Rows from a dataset
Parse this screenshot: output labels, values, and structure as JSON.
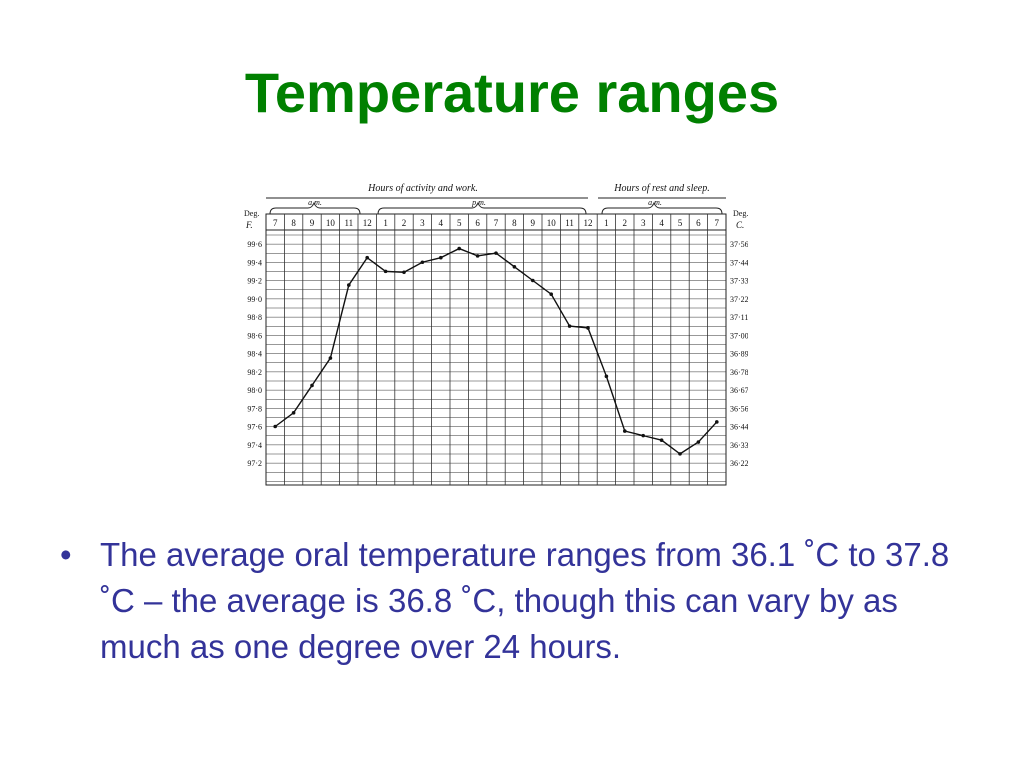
{
  "slide": {
    "title": "Temperature ranges",
    "bullet_marker": "•",
    "bullet_text": "The average oral temperature ranges from 36.1 ˚C to 37.8 ˚C – the average is 36.8 ˚C, though this can vary by as much as one degree over 24 hours."
  },
  "chart_data": {
    "type": "line",
    "header_activity": "Hours of activity and work.",
    "header_rest": "Hours of rest and sleep.",
    "am_label_1": "a.m.",
    "pm_label": "p.m.",
    "am_label_2": "a.m.",
    "left_axis_title": [
      "Deg.",
      "F."
    ],
    "right_axis_title": [
      "Deg.",
      "C."
    ],
    "hour_labels": [
      "7",
      "8",
      "9",
      "10",
      "11",
      "12",
      "1",
      "2",
      "3",
      "4",
      "5",
      "6",
      "7",
      "8",
      "9",
      "10",
      "11",
      "12",
      "1",
      "2",
      "3",
      "4",
      "5",
      "6",
      "7"
    ],
    "left_ticks": [
      "99·6",
      "99·4",
      "99·2",
      "99·0",
      "98·8",
      "98·6",
      "98·4",
      "98·2",
      "98·0",
      "97·8",
      "97·6",
      "97·4",
      "97·2"
    ],
    "right_ticks": [
      "37·56",
      "37·44",
      "37·33",
      "37·22",
      "37·11",
      "37·00",
      "36·89",
      "36·78",
      "36·67",
      "36·56",
      "36·44",
      "36·33",
      "36·22"
    ],
    "ylim_f": [
      97.2,
      99.6
    ],
    "grid": true,
    "x": [
      0,
      1,
      2,
      3,
      4,
      5,
      6,
      7,
      8,
      9,
      10,
      11,
      12,
      13,
      14,
      15,
      16,
      17,
      18,
      19,
      20,
      21,
      22,
      23,
      24
    ],
    "values_f": [
      97.6,
      97.75,
      98.05,
      98.35,
      99.15,
      99.45,
      99.3,
      99.29,
      99.4,
      99.45,
      99.55,
      99.47,
      99.5,
      99.35,
      99.2,
      99.05,
      98.7,
      98.68,
      98.15,
      97.55,
      97.5,
      97.45,
      97.3,
      97.43,
      97.65
    ]
  }
}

**Given problem:** Make an exact copy of the records shown above, without the pictures.

**Full output:**
Parse this screenshot: output labels, values, and structure as JSON.
{
  "slide": {
    "title": "Temperature ranges",
    "bullet_marker": "•",
    "bullet_text": "The average oral temperature ranges from 36.1 ˚C to 37.8 ˚C – the average is 36.8 ˚C, though this can vary by as much as one degree over 24 hours."
  },
  "chart_data": {
    "type": "line",
    "header_activity": "Hours of activity and work.",
    "header_rest": "Hours of rest and sleep.",
    "am_label_1": "a.m.",
    "pm_label": "p.m.",
    "am_label_2": "a.m.",
    "left_axis_title": [
      "Deg.",
      "F."
    ],
    "right_axis_title": [
      "Deg.",
      "C."
    ],
    "hour_labels": [
      "7",
      "8",
      "9",
      "10",
      "11",
      "12",
      "1",
      "2",
      "3",
      "4",
      "5",
      "6",
      "7",
      "8",
      "9",
      "10",
      "11",
      "12",
      "1",
      "2",
      "3",
      "4",
      "5",
      "6",
      "7"
    ],
    "left_ticks": [
      "99·6",
      "99·4",
      "99·2",
      "99·0",
      "98·8",
      "98·6",
      "98·4",
      "98·2",
      "98·0",
      "97·8",
      "97·6",
      "97·4",
      "97·2"
    ],
    "right_ticks": [
      "37·56",
      "37·44",
      "37·33",
      "37·22",
      "37·11",
      "37·00",
      "36·89",
      "36·78",
      "36·67",
      "36·56",
      "36·44",
      "36·33",
      "36·22"
    ],
    "ylim_f": [
      97.2,
      99.6
    ],
    "grid": true,
    "x": [
      0,
      1,
      2,
      3,
      4,
      5,
      6,
      7,
      8,
      9,
      10,
      11,
      12,
      13,
      14,
      15,
      16,
      17,
      18,
      19,
      20,
      21,
      22,
      23,
      24
    ],
    "values_f": [
      97.6,
      97.75,
      98.05,
      98.35,
      99.15,
      99.45,
      99.3,
      99.29,
      99.4,
      99.45,
      99.55,
      99.47,
      99.5,
      99.35,
      99.2,
      99.05,
      98.7,
      98.68,
      98.15,
      97.55,
      97.5,
      97.45,
      97.3,
      97.43,
      97.65
    ]
  }
}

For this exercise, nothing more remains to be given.